Data excerpts —
· · ·

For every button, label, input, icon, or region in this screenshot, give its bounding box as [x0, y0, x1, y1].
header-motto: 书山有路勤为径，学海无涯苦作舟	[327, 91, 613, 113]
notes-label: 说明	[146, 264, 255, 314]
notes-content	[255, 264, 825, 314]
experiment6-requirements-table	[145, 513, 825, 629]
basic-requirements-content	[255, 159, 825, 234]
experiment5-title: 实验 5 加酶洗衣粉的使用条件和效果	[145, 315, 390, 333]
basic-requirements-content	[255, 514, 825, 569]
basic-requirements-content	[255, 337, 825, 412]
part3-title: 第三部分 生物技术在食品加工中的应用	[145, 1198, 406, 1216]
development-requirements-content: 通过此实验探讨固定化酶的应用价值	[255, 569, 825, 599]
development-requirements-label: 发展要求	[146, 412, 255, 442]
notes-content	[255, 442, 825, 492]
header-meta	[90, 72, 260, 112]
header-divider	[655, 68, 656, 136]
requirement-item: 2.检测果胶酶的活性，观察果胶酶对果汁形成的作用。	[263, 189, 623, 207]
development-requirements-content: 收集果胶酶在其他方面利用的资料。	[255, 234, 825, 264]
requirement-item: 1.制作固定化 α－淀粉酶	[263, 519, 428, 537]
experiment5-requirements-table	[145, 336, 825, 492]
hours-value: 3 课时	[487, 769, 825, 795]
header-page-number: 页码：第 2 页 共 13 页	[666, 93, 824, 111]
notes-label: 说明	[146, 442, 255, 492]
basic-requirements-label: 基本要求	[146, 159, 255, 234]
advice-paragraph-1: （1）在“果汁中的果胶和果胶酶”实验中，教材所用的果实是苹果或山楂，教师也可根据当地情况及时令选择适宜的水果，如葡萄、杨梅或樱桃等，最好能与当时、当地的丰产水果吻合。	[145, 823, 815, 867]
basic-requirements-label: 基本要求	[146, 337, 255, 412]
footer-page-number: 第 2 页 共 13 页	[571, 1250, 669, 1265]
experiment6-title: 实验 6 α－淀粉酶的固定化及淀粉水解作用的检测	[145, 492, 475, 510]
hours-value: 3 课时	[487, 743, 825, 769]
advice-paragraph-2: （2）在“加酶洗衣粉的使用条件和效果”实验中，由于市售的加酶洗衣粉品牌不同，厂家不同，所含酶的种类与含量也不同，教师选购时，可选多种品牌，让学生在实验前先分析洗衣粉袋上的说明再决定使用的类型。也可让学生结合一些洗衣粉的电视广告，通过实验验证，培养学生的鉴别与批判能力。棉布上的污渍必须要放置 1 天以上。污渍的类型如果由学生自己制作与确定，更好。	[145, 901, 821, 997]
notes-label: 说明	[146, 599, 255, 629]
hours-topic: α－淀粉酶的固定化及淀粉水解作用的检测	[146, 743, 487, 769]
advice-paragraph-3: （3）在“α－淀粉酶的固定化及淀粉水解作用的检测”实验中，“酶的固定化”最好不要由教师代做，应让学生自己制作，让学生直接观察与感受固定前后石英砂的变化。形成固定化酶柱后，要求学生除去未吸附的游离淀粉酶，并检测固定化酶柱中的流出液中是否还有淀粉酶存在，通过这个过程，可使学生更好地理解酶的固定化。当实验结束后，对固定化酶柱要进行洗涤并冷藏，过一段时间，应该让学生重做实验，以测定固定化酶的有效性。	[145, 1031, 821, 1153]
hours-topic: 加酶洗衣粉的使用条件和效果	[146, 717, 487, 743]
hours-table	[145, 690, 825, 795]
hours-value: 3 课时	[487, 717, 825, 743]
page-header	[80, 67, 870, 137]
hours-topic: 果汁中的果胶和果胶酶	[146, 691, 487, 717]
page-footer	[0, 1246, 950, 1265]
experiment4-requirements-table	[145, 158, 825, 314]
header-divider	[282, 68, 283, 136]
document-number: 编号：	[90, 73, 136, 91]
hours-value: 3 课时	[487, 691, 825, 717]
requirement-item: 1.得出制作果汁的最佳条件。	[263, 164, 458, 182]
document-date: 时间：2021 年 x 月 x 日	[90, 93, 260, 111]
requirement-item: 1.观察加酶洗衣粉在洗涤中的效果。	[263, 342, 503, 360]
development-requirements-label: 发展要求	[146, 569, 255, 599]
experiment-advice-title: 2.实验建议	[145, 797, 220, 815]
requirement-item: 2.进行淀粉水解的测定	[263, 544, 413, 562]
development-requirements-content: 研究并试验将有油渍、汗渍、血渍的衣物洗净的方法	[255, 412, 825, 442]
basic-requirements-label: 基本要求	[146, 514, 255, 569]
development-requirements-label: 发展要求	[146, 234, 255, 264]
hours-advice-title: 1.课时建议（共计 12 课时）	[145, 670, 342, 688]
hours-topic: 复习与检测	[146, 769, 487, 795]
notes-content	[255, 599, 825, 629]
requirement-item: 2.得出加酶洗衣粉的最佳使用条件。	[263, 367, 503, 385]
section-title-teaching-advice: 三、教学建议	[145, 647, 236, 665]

· · ·

Your instructions — Repeat the data above word for word, from its very first line through the line that contains "1246, 950, 1265]", with both of those lines included.

Final answer —
For every button, label, input, icon, or region in this screenshot, give its bounding box as [x0, y0, x1, y1].
header-motto: 书山有路勤为径，学海无涯苦作舟	[327, 91, 613, 113]
notes-label: 说明	[146, 264, 255, 314]
notes-content	[255, 264, 825, 314]
experiment6-requirements-table	[145, 513, 825, 629]
basic-requirements-content	[255, 159, 825, 234]
experiment5-title: 实验 5 加酶洗衣粉的使用条件和效果	[145, 315, 390, 333]
basic-requirements-content	[255, 514, 825, 569]
basic-requirements-content	[255, 337, 825, 412]
part3-title: 第三部分 生物技术在食品加工中的应用	[145, 1198, 406, 1216]
development-requirements-content: 通过此实验探讨固定化酶的应用价值	[255, 569, 825, 599]
development-requirements-label: 发展要求	[146, 412, 255, 442]
notes-content	[255, 442, 825, 492]
header-meta	[90, 72, 260, 112]
header-divider	[655, 68, 656, 136]
requirement-item: 2.检测果胶酶的活性，观察果胶酶对果汁形成的作用。	[263, 189, 623, 207]
development-requirements-content: 收集果胶酶在其他方面利用的资料。	[255, 234, 825, 264]
requirement-item: 1.制作固定化 α－淀粉酶	[263, 519, 428, 537]
experiment5-requirements-table	[145, 336, 825, 492]
hours-value: 3 课时	[487, 769, 825, 795]
header-page-number: 页码：第 2 页 共 13 页	[666, 93, 824, 111]
notes-label: 说明	[146, 442, 255, 492]
basic-requirements-label: 基本要求	[146, 159, 255, 234]
advice-paragraph-1: （1）在“果汁中的果胶和果胶酶”实验中，教材所用的果实是苹果或山楂，教师也可根据当地情况及时令选择适宜的水果，如葡萄、杨梅或樱桃等，最好能与当时、当地的丰产水果吻合。	[145, 823, 815, 867]
basic-requirements-label: 基本要求	[146, 337, 255, 412]
footer-page-number: 第 2 页 共 13 页	[571, 1250, 669, 1265]
experiment6-title: 实验 6 α－淀粉酶的固定化及淀粉水解作用的检测	[145, 492, 475, 510]
hours-value: 3 课时	[487, 743, 825, 769]
advice-paragraph-2: （2）在“加酶洗衣粉的使用条件和效果”实验中，由于市售的加酶洗衣粉品牌不同，厂家不同，所含酶的种类与含量也不同，教师选购时，可选多种品牌，让学生在实验前先分析洗衣粉袋上的说明再决定使用的类型。也可让学生结合一些洗衣粉的电视广告，通过实验验证，培养学生的鉴别与批判能力。棉布上的污渍必须要放置 1 天以上。污渍的类型如果由学生自己制作与确定，更好。	[145, 901, 821, 997]
notes-label: 说明	[146, 599, 255, 629]
hours-topic: α－淀粉酶的固定化及淀粉水解作用的检测	[146, 743, 487, 769]
advice-paragraph-3: （3）在“α－淀粉酶的固定化及淀粉水解作用的检测”实验中，“酶的固定化”最好不要由教师代做，应让学生自己制作，让学生直接观察与感受固定前后石英砂的变化。形成固定化酶柱后，要求学生除去未吸附的游离淀粉酶，并检测固定化酶柱中的流出液中是否还有淀粉酶存在，通过这个过程，可使学生更好地理解酶的固定化。当实验结束后，对固定化酶柱要进行洗涤并冷藏，过一段时间，应该让学生重做实验，以测定固定化酶的有效性。	[145, 1031, 821, 1153]
hours-topic: 加酶洗衣粉的使用条件和效果	[146, 717, 487, 743]
hours-table	[145, 690, 825, 795]
hours-value: 3 课时	[487, 717, 825, 743]
page-header	[80, 67, 870, 137]
hours-topic: 果汁中的果胶和果胶酶	[146, 691, 487, 717]
page-footer	[0, 1246, 950, 1265]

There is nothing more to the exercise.